Find each line with "this" and copy it.
• • • • • • •
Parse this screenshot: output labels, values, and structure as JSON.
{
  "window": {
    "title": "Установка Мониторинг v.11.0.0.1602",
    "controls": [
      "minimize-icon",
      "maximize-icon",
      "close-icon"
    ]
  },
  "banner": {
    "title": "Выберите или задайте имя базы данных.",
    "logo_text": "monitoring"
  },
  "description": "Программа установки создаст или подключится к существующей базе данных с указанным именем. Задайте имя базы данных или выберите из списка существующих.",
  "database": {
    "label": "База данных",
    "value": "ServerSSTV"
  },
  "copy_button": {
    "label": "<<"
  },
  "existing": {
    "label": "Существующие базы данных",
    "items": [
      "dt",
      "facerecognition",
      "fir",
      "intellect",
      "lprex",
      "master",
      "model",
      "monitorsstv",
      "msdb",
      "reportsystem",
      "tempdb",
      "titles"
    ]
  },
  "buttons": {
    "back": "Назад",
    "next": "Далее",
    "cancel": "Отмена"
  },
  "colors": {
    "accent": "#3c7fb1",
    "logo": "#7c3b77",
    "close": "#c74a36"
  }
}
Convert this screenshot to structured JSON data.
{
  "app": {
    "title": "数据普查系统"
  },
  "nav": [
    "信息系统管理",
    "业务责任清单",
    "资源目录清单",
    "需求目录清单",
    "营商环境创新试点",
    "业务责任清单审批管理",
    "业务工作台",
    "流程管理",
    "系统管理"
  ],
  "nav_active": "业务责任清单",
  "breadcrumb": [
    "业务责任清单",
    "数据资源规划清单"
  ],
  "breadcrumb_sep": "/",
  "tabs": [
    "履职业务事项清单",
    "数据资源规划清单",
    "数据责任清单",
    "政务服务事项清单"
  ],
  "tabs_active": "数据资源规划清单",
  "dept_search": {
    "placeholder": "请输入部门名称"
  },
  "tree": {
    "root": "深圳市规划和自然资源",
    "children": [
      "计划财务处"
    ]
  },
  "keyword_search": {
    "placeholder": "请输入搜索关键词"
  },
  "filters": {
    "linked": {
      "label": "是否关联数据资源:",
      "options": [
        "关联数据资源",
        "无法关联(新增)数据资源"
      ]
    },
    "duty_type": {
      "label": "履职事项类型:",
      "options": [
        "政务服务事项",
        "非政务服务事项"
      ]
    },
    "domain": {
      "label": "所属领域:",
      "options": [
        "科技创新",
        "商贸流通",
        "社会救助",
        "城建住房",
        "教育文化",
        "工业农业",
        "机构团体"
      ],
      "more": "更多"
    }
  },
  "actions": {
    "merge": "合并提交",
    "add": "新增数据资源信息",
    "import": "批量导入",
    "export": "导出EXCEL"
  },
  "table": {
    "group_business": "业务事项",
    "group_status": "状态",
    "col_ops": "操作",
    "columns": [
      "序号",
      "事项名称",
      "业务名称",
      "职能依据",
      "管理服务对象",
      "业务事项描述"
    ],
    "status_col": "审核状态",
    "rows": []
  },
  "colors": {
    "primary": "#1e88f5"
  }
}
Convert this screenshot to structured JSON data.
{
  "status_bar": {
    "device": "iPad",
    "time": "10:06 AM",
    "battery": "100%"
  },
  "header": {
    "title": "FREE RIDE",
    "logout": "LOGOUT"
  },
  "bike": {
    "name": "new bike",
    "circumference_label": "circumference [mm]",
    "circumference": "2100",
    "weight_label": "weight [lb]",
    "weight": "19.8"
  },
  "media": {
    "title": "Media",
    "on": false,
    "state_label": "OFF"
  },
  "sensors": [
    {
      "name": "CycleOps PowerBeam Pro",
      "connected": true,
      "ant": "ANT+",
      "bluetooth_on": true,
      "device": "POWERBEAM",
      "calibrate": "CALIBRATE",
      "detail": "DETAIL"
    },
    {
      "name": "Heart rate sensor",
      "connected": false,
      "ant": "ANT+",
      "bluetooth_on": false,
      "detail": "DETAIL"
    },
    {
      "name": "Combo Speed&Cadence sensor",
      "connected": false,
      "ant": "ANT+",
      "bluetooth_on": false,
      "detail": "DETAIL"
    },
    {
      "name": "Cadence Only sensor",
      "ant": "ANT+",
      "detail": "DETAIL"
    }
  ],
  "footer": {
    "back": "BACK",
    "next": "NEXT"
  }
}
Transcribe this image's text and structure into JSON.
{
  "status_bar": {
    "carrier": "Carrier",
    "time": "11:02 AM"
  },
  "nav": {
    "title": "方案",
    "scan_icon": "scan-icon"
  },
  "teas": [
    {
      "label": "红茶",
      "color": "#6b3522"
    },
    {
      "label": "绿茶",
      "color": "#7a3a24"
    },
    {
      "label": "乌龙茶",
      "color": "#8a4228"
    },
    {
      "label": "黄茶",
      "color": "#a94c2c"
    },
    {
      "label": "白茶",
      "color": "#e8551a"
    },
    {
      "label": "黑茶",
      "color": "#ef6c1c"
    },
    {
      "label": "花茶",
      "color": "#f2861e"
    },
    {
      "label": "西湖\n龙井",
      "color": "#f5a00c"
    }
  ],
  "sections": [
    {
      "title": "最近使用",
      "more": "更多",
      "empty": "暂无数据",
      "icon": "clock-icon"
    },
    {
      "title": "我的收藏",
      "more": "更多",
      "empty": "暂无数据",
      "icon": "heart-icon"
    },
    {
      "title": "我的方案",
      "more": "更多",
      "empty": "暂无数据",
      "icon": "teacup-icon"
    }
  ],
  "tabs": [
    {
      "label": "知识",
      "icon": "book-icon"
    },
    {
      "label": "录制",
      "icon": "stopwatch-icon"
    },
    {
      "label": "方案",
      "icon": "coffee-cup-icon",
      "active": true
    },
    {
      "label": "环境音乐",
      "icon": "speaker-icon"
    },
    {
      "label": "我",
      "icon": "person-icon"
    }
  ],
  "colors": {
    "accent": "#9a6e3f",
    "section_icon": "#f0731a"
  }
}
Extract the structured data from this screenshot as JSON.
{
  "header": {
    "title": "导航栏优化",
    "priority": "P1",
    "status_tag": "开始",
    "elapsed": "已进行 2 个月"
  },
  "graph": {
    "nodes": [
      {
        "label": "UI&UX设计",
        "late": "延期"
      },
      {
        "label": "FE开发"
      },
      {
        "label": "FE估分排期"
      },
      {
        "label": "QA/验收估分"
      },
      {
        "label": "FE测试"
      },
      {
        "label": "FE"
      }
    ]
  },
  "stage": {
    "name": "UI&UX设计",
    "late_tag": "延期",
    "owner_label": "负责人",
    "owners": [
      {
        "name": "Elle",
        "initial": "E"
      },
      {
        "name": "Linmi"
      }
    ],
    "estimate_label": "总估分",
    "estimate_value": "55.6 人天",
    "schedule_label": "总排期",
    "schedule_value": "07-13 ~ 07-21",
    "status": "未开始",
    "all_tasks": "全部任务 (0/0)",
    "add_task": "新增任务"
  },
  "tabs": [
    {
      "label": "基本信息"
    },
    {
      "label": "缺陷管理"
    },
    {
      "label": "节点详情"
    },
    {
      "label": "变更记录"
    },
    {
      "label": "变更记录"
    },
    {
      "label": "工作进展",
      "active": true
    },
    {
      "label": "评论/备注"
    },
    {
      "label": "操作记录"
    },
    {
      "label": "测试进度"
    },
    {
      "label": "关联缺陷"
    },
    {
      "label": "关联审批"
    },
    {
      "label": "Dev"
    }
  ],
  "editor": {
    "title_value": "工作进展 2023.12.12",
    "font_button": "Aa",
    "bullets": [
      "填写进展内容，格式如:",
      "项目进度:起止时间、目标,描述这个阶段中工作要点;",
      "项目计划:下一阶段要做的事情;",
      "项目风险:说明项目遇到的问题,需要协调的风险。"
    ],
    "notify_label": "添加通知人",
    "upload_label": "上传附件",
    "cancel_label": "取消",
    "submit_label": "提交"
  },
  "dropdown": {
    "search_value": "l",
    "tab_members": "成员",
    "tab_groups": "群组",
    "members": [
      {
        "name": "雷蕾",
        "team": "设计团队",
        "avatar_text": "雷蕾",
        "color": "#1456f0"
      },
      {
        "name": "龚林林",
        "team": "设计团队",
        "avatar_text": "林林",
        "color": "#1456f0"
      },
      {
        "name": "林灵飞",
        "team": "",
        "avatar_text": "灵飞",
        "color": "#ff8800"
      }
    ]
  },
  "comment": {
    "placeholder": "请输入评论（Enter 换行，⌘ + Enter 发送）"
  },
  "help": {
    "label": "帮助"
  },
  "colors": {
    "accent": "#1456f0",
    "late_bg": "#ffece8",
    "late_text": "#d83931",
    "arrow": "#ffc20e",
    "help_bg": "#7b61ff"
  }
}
• • • • • • •
Reply.
Parse this screenshot: output labels, values, and structure as JSON.
Convert this screenshot to structured JSON data.
Convert this screenshot to structured JSON data.
Transcribe this image's text and structure into JSON.
Extract the structured data from this screenshot as JSON.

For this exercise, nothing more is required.